- [WRITTEN PROBLEM]: Pull out every line with the word "быть" from the entries below.

- [RECORDS FOR PROCESSING]:

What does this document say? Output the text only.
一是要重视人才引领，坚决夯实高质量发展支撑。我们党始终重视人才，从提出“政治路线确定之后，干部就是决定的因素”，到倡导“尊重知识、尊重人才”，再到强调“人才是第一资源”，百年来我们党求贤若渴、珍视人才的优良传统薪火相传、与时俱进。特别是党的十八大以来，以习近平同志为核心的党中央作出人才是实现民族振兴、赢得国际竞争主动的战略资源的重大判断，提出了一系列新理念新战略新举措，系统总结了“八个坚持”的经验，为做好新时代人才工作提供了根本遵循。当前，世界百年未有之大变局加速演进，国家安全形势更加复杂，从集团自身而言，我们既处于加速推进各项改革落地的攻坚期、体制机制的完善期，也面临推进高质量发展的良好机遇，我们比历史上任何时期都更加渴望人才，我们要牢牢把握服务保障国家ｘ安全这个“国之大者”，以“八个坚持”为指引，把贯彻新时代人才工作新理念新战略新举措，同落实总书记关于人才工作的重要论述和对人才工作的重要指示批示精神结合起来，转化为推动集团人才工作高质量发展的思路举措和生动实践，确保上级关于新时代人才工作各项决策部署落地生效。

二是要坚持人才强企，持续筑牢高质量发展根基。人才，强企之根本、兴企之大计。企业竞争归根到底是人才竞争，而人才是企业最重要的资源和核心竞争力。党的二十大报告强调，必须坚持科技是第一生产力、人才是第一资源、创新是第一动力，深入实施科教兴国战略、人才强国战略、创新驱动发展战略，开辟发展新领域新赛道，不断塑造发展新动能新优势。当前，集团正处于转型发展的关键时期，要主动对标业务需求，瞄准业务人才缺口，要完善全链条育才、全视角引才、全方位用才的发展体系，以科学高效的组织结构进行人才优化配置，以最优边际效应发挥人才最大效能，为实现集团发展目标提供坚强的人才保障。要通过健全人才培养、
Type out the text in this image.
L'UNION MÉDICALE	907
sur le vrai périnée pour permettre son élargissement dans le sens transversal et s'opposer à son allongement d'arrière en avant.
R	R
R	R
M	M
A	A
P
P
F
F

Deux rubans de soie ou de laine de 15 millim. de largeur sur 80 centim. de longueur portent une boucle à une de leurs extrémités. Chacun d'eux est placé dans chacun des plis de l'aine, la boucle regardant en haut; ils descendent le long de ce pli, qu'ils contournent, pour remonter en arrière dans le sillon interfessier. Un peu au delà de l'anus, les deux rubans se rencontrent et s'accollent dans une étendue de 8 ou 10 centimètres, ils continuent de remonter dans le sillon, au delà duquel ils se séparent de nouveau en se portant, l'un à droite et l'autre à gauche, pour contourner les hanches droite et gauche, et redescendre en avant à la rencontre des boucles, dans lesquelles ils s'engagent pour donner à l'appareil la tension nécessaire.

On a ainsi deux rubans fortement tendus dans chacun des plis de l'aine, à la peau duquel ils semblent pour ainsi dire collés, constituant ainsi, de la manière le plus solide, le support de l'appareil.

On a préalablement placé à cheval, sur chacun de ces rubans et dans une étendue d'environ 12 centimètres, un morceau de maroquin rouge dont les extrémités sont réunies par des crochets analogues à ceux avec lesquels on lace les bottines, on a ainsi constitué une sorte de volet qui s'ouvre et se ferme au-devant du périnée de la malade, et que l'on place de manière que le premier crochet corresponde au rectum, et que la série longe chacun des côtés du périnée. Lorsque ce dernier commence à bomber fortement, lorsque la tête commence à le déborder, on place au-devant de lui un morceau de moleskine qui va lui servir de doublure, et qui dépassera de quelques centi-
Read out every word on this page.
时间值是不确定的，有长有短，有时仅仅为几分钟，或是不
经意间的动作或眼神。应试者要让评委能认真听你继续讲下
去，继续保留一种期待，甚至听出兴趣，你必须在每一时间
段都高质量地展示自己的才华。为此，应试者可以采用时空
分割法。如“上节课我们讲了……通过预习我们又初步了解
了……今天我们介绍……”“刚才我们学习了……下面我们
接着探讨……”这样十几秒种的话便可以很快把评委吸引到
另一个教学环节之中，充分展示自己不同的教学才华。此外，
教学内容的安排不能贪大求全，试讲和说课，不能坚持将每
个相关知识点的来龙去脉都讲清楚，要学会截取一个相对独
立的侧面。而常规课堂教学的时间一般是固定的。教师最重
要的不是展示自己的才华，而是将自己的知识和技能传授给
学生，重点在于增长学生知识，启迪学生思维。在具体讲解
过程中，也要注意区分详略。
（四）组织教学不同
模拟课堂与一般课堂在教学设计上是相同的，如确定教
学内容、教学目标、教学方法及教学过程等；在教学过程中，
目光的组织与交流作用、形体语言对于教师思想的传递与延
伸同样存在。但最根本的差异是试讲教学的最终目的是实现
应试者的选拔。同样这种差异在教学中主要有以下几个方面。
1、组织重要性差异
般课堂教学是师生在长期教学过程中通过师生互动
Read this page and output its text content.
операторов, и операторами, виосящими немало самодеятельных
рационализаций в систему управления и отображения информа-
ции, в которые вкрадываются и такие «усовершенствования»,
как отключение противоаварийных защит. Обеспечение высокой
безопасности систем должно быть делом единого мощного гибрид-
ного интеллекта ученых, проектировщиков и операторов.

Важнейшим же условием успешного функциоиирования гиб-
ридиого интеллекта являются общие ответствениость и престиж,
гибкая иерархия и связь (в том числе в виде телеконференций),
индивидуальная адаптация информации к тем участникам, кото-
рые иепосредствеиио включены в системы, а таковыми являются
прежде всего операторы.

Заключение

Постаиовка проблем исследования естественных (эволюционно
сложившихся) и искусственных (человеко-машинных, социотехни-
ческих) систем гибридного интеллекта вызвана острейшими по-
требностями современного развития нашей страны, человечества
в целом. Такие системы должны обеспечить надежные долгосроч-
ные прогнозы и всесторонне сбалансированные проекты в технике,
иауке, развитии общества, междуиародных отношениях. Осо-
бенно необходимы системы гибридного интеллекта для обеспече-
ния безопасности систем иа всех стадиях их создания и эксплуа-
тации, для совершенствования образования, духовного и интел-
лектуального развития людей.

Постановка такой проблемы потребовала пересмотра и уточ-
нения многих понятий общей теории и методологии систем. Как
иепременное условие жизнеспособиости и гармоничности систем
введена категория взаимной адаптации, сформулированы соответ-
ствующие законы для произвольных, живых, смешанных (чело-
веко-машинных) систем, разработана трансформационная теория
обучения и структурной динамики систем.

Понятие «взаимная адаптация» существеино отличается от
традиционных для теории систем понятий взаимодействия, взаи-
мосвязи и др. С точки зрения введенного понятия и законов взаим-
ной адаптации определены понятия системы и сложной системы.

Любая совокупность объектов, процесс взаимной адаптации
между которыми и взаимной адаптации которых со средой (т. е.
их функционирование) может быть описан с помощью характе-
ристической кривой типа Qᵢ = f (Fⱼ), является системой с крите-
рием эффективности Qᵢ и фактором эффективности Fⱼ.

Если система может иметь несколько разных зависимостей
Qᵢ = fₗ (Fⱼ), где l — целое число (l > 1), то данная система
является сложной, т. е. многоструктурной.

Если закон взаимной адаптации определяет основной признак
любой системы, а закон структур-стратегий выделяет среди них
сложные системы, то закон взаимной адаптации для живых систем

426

- [TASK OUTPUT]:
безопасности систем должно быть делом единого мощного гибрид-
их функционирование) может быть описан с помощью характе-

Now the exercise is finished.